» Your task: Copy every line of the records that follow verbatim, leaving out the pictures.

**********

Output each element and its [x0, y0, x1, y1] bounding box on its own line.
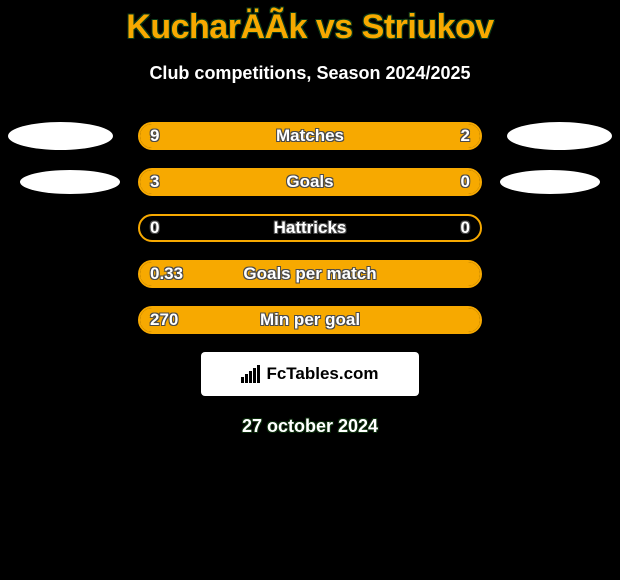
- stat-metric-label: Min per goal: [260, 310, 360, 330]
- stat-row: 270 Min per goal: [0, 306, 620, 334]
- icon-bar: [249, 371, 252, 383]
- stat-value-left: 9: [150, 126, 159, 146]
- stat-bar-fill-left: [140, 124, 405, 148]
- player-marker-left: [8, 122, 113, 150]
- stat-row: 0 Hattricks 0: [0, 214, 620, 242]
- icon-bar: [257, 365, 260, 383]
- subtitle: Club competitions, Season 2024/2025: [0, 63, 620, 84]
- player-marker-right: [500, 170, 600, 194]
- stat-metric-label: Hattricks: [274, 218, 347, 238]
- comparison-widget: KucharÄÃ­k vs Striukov Club competitions…: [0, 0, 620, 437]
- stat-value-right: 0: [461, 218, 470, 238]
- player-marker-left: [20, 170, 120, 194]
- stat-bar-fill-left: [140, 170, 405, 194]
- stat-value-right: 0: [461, 172, 470, 192]
- source-badge: FcTables.com: [201, 352, 419, 396]
- icon-bar: [245, 374, 248, 383]
- stat-value-left: 3: [150, 172, 159, 192]
- stat-metric-label: Matches: [276, 126, 344, 146]
- player-marker-right: [507, 122, 612, 150]
- stat-metric-label: Goals: [286, 172, 333, 192]
- bar-chart-icon: [241, 365, 260, 383]
- stat-value-left: 0.33: [150, 264, 183, 284]
- title: KucharÄÃ­k vs Striukov: [0, 8, 620, 47]
- stat-value-left: 0: [150, 218, 159, 238]
- icon-bar: [241, 377, 244, 383]
- stat-metric-label: Goals per match: [243, 264, 376, 284]
- stat-row: 9 Matches 2: [0, 122, 620, 150]
- icon-bar: [253, 368, 256, 383]
- stat-row: 0.33 Goals per match: [0, 260, 620, 288]
- stat-row: 3 Goals 0: [0, 168, 620, 196]
- date-label: 27 october 2024: [0, 416, 620, 437]
- stat-value-left: 270: [150, 310, 178, 330]
- badge-text: FcTables.com: [266, 364, 378, 384]
- stat-value-right: 2: [461, 126, 470, 146]
- stats-rows: 9 Matches 2 3 Goals 0 0 Hattricks 0 0.33 Goals per…: [0, 122, 620, 334]
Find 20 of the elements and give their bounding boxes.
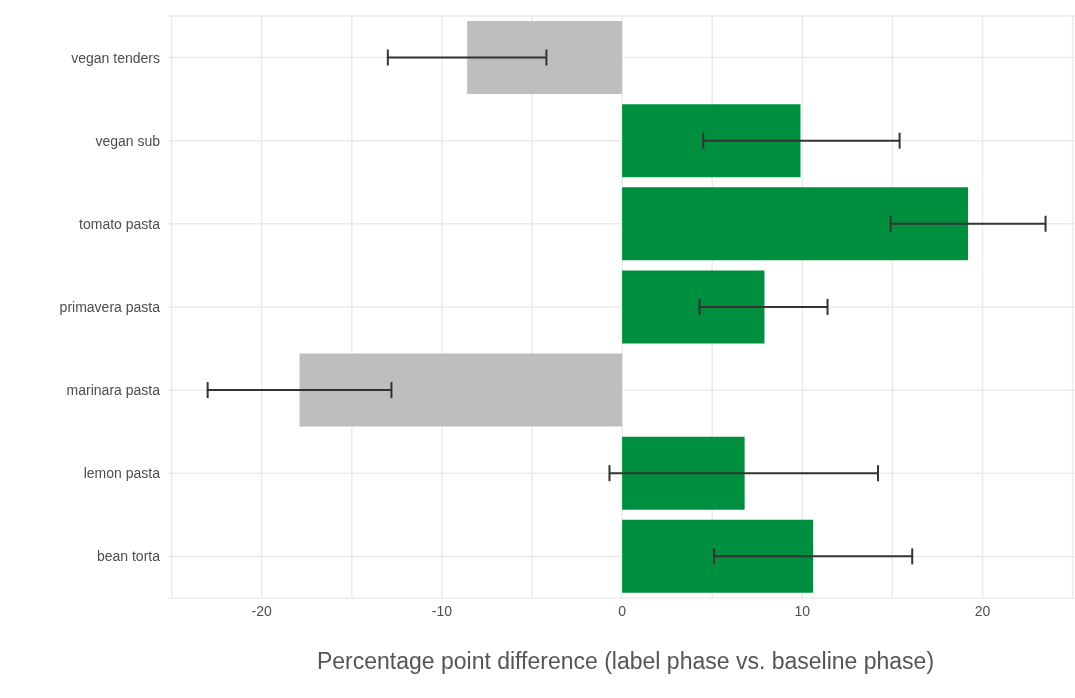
y-tick-label: primavera pasta xyxy=(59,298,161,315)
x-tick-label: -20 xyxy=(251,602,273,619)
y-tick-label: lemon pasta xyxy=(83,465,161,482)
x-axis-title: Percentage point difference (label phase vs. baseline phase) xyxy=(315,648,936,675)
y-tick-label: tomato pasta xyxy=(79,215,161,232)
x-tick-label: -10 xyxy=(431,602,453,619)
y-tick-label: vegan tenders xyxy=(71,49,160,66)
x-tick-label: 10 xyxy=(794,602,811,619)
bar xyxy=(299,353,623,427)
x-tick-label: 20 xyxy=(974,602,991,619)
y-tick-label: vegan sub xyxy=(95,132,161,149)
y-tick-label: marinara pasta xyxy=(66,382,161,399)
bar xyxy=(622,270,765,344)
bar xyxy=(622,187,969,261)
y-tick-label: bean torta xyxy=(96,548,161,565)
bar xyxy=(622,104,801,178)
bar xyxy=(622,519,814,593)
x-tick-label: 0 xyxy=(618,602,627,619)
bar xyxy=(467,20,623,94)
bar xyxy=(622,436,745,510)
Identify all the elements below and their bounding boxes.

**********

» Exercise answer:
Output each element and its [x0, y0, x1, y1] bounding box on its own line.
- stat-metric-label: Min per goal: [260, 310, 360, 330]
- stat-row: 270 Min per goal: [0, 306, 620, 334]
- icon-bar: [249, 371, 252, 383]
- stat-value-left: 9: [150, 126, 159, 146]
- stat-bar-fill-left: [140, 124, 405, 148]
- player-marker-left: [8, 122, 113, 150]
- stat-row: 0 Hattricks 0: [0, 214, 620, 242]
- icon-bar: [257, 365, 260, 383]
- subtitle: Club competitions, Season 2024/2025: [0, 63, 620, 84]
- player-marker-right: [500, 170, 600, 194]
- stat-metric-label: Hattricks: [274, 218, 347, 238]
- comparison-widget: KucharÄÃ­k vs Striukov Club competitions…: [0, 0, 620, 437]
- stat-value-right: 0: [461, 218, 470, 238]
- player-marker-left: [20, 170, 120, 194]
- stat-bar-fill-left: [140, 170, 405, 194]
- stat-value-right: 0: [461, 172, 470, 192]
- source-badge: FcTables.com: [201, 352, 419, 396]
- icon-bar: [245, 374, 248, 383]
- stat-value-left: 3: [150, 172, 159, 192]
- stat-metric-label: Matches: [276, 126, 344, 146]
- player-marker-right: [507, 122, 612, 150]
- stat-metric-label: Goals: [286, 172, 333, 192]
- bar-chart-icon: [241, 365, 260, 383]
- stat-value-left: 0.33: [150, 264, 183, 284]
- title: KucharÄÃ­k vs Striukov: [0, 8, 620, 47]
- stat-value-left: 0: [150, 218, 159, 238]
- icon-bar: [241, 377, 244, 383]
- stat-metric-label: Goals per match: [243, 264, 376, 284]
- stat-row: 9 Matches 2: [0, 122, 620, 150]
- icon-bar: [253, 368, 256, 383]
- stat-row: 0.33 Goals per match: [0, 260, 620, 288]
- stat-row: 3 Goals 0: [0, 168, 620, 196]
- date-label: 27 october 2024: [0, 416, 620, 437]
- stat-value-left: 270: [150, 310, 178, 330]
- badge-text: FcTables.com: [266, 364, 378, 384]
- stat-value-right: 2: [461, 126, 470, 146]
- stats-rows: 9 Matches 2 3 Goals 0 0 Hattricks 0 0.33 Goals per…: [0, 122, 620, 334]
Find 20 of the elements and give their bounding boxes.
y-tick-label: primavera pasta xyxy=(59,298,161,315)
x-tick-label: -20 xyxy=(251,602,273,619)
y-tick-label: lemon pasta xyxy=(83,465,161,482)
x-axis-title: Percentage point difference (label phase vs. baseline phase) xyxy=(315,648,936,675)
y-tick-label: tomato pasta xyxy=(79,215,161,232)
x-tick-label: -10 xyxy=(431,602,453,619)
y-tick-label: vegan tenders xyxy=(71,49,160,66)
x-tick-label: 10 xyxy=(794,602,811,619)
bar xyxy=(299,353,623,427)
x-tick-label: 20 xyxy=(974,602,991,619)
y-tick-label: vegan sub xyxy=(95,132,161,149)
y-tick-label: marinara pasta xyxy=(66,382,161,399)
bar xyxy=(622,270,765,344)
bar xyxy=(622,187,969,261)
y-tick-label: bean torta xyxy=(96,548,161,565)
bar xyxy=(622,104,801,178)
bar xyxy=(622,519,814,593)
x-tick-label: 0 xyxy=(618,602,627,619)
bar xyxy=(467,20,623,94)
bar xyxy=(622,436,745,510)
Identify all the elements below and their bounding boxes.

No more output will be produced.